====== Raw records

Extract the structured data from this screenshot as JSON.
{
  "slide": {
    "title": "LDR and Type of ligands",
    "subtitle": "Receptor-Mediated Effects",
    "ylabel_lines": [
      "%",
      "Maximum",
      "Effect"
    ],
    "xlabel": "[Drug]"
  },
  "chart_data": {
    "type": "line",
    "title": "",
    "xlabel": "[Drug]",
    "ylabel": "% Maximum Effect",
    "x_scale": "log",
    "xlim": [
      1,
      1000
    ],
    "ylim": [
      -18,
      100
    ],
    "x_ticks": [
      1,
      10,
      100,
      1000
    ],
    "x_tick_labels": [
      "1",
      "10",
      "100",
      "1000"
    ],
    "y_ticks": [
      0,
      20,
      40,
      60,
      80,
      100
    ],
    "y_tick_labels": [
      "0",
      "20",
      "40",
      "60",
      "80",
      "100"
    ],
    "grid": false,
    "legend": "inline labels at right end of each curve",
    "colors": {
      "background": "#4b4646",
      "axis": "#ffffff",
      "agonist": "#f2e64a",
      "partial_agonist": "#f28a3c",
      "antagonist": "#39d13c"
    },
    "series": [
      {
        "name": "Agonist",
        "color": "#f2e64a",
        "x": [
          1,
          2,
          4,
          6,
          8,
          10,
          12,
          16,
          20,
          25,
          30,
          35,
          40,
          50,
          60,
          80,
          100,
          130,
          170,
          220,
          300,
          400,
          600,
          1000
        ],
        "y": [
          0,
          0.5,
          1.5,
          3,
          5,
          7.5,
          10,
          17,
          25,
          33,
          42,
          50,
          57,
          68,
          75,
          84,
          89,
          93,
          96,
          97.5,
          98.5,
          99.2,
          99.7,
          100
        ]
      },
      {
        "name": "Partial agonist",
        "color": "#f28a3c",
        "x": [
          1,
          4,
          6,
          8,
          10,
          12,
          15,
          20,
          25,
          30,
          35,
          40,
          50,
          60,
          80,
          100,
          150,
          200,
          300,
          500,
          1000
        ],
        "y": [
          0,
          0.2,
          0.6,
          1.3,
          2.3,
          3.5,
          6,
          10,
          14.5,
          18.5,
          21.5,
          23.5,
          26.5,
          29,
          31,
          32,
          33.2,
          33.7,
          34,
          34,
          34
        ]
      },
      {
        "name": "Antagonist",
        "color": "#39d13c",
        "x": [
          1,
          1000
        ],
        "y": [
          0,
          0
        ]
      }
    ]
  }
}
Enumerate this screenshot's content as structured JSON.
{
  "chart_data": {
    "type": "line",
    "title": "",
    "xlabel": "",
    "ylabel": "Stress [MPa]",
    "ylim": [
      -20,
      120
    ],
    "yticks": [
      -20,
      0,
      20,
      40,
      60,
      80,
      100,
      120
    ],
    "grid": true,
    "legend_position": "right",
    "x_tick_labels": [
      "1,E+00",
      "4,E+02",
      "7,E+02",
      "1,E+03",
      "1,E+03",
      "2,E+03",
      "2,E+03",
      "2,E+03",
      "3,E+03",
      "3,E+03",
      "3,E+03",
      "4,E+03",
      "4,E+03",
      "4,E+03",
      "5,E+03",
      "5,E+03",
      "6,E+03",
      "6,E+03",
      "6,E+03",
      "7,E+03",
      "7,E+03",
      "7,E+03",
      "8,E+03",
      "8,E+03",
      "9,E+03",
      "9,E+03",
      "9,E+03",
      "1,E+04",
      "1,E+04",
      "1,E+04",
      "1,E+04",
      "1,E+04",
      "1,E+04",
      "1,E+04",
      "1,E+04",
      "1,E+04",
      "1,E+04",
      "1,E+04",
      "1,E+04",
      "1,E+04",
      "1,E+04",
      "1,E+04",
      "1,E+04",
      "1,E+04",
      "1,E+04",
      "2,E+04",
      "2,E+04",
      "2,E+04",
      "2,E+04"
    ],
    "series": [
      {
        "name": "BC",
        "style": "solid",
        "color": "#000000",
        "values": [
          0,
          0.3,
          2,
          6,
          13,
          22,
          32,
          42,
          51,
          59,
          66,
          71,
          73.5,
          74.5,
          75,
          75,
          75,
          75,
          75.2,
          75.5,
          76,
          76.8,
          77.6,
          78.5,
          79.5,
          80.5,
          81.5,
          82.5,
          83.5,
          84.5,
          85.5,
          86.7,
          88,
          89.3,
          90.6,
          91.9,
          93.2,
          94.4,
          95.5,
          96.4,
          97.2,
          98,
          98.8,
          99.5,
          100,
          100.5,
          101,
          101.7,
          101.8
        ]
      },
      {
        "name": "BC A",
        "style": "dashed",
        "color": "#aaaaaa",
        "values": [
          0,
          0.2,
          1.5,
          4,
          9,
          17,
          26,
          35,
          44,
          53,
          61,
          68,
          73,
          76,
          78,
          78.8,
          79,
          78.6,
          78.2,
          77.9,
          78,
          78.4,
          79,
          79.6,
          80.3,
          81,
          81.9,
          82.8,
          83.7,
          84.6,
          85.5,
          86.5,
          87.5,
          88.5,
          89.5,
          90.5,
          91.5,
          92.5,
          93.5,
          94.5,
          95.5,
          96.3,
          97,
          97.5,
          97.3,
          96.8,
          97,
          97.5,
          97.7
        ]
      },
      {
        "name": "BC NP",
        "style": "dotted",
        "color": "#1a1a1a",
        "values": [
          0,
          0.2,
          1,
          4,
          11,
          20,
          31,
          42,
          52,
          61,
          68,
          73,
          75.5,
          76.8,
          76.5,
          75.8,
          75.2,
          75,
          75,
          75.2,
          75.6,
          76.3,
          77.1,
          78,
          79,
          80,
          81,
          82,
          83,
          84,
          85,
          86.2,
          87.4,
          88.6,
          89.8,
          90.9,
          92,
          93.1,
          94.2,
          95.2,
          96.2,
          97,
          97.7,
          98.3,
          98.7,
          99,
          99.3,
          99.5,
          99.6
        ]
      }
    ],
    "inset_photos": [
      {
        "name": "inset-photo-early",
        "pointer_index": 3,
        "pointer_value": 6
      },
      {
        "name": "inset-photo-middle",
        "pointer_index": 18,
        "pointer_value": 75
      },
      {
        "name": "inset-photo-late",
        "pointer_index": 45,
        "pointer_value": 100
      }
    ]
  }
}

============

- **What is expected**
Your task is to output all of the data above word for word.

- **Finished task**
Extract the structured data from this screenshot as JSON.
{
  "slide": {
    "title": "LDR and Type of ligands",
    "subtitle": "Receptor-Mediated Effects",
    "ylabel_lines": [
      "%",
      "Maximum",
      "Effect"
    ],
    "xlabel": "[Drug]"
  },
  "chart_data": {
    "type": "line",
    "title": "",
    "xlabel": "[Drug]",
    "ylabel": "% Maximum Effect",
    "x_scale": "log",
    "xlim": [
      1,
      1000
    ],
    "ylim": [
      -18,
      100
    ],
    "x_ticks": [
      1,
      10,
      100,
      1000
    ],
    "x_tick_labels": [
      "1",
      "10",
      "100",
      "1000"
    ],
    "y_ticks": [
      0,
      20,
      40,
      60,
      80,
      100
    ],
    "y_tick_labels": [
      "0",
      "20",
      "40",
      "60",
      "80",
      "100"
    ],
    "grid": false,
    "legend": "inline labels at right end of each curve",
    "colors": {
      "background": "#4b4646",
      "axis": "#ffffff",
      "agonist": "#f2e64a",
      "partial_agonist": "#f28a3c",
      "antagonist": "#39d13c"
    },
    "series": [
      {
        "name": "Agonist",
        "color": "#f2e64a",
        "x": [
          1,
          2,
          4,
          6,
          8,
          10,
          12,
          16,
          20,
          25,
          30,
          35,
          40,
          50,
          60,
          80,
          100,
          130,
          170,
          220,
          300,
          400,
          600,
          1000
        ],
        "y": [
          0,
          0.5,
          1.5,
          3,
          5,
          7.5,
          10,
          17,
          25,
          33,
          42,
          50,
          57,
          68,
          75,
          84,
          89,
          93,
          96,
          97.5,
          98.5,
          99.2,
          99.7,
          100
        ]
      },
      {
        "name": "Partial agonist",
        "color": "#f28a3c",
        "x": [
          1,
          4,
          6,
          8,
          10,
          12,
          15,
          20,
          25,
          30,
          35,
          40,
          50,
          60,
          80,
          100,
          150,
          200,
          300,
          500,
          1000
        ],
        "y": [
          0,
          0.2,
          0.6,
          1.3,
          2.3,
          3.5,
          6,
          10,
          14.5,
          18.5,
          21.5,
          23.5,
          26.5,
          29,
          31,
          32,
          33.2,
          33.7,
          34,
          34,
          34
        ]
      },
      {
        "name": "Antagonist",
        "color": "#39d13c",
        "x": [
          1,
          1000
        ],
        "y": [
          0,
          0
        ]
      }
    ]
  }
}
Enumerate this screenshot's content as structured JSON.
{
  "chart_data": {
    "type": "line",
    "title": "",
    "xlabel": "",
    "ylabel": "Stress [MPa]",
    "ylim": [
      -20,
      120
    ],
    "yticks": [
      -20,
      0,
      20,
      40,
      60,
      80,
      100,
      120
    ],
    "grid": true,
    "legend_position": "right",
    "x_tick_labels": [
      "1,E+00",
      "4,E+02",
      "7,E+02",
      "1,E+03",
      "1,E+03",
      "2,E+03",
      "2,E+03",
      "2,E+03",
      "3,E+03",
      "3,E+03",
      "3,E+03",
      "4,E+03",
      "4,E+03",
      "4,E+03",
      "5,E+03",
      "5,E+03",
      "6,E+03",
      "6,E+03",
      "6,E+03",
      "7,E+03",
      "7,E+03",
      "7,E+03",
      "8,E+03",
      "8,E+03",
      "9,E+03",
      "9,E+03",
      "9,E+03",
      "1,E+04",
      "1,E+04",
      "1,E+04",
      "1,E+04",
      "1,E+04",
      "1,E+04",
      "1,E+04",
      "1,E+04",
      "1,E+04",
      "1,E+04",
      "1,E+04",
      "1,E+04",
      "1,E+04",
      "1,E+04",
      "1,E+04",
      "1,E+04",
      "1,E+04",
      "1,E+04",
      "2,E+04",
      "2,E+04",
      "2,E+04",
      "2,E+04"
    ],
    "series": [
      {
        "name": "BC",
        "style": "solid",
        "color": "#000000",
        "values": [
          0,
          0.3,
          2,
          6,
          13,
          22,
          32,
          42,
          51,
          59,
          66,
          71,
          73.5,
          74.5,
          75,
          75,
          75,
          75,
          75.2,
          75.5,
          76,
          76.8,
          77.6,
          78.5,
          79.5,
          80.5,
          81.5,
          82.5,
          83.5,
          84.5,
          85.5,
          86.7,
          88,
          89.3,
          90.6,
          91.9,
          93.2,
          94.4,
          95.5,
          96.4,
          97.2,
          98,
          98.8,
          99.5,
          100,
          100.5,
          101,
          101.7,
          101.8
        ]
      },
      {
        "name": "BC A",
        "style": "dashed",
        "color": "#aaaaaa",
        "values": [
          0,
          0.2,
          1.5,
          4,
          9,
          17,
          26,
          35,
          44,
          53,
          61,
          68,
          73,
          76,
          78,
          78.8,
          79,
          78.6,
          78.2,
          77.9,
          78,
          78.4,
          79,
          79.6,
          80.3,
          81,
          81.9,
          82.8,
          83.7,
          84.6,
          85.5,
          86.5,
          87.5,
          88.5,
          89.5,
          90.5,
          91.5,
          92.5,
          93.5,
          94.5,
          95.5,
          96.3,
          97,
          97.5,
          97.3,
          96.8,
          97,
          97.5,
          97.7
        ]
      },
      {
        "name": "BC NP",
        "style": "dotted",
        "color": "#1a1a1a",
        "values": [
          0,
          0.2,
          1,
          4,
          11,
          20,
          31,
          42,
          52,
          61,
          68,
          73,
          75.5,
          76.8,
          76.5,
          75.8,
          75.2,
          75,
          75,
          75.2,
          75.6,
          76.3,
          77.1,
          78,
          79,
          80,
          81,
          82,
          83,
          84,
          85,
          86.2,
          87.4,
          88.6,
          89.8,
          90.9,
          92,
          93.1,
          94.2,
          95.2,
          96.2,
          97,
          97.7,
          98.3,
          98.7,
          99,
          99.3,
          99.5,
          99.6
        ]
      }
    ],
    "inset_photos": [
      {
        "name": "inset-photo-early",
        "pointer_index": 3,
        "pointer_value": 6
      },
      {
        "name": "inset-photo-middle",
        "pointer_index": 18,
        "pointer_value": 75
      },
      {
        "name": "inset-photo-late",
        "pointer_index": 45,
        "pointer_value": 100
      }
    ]
  }
}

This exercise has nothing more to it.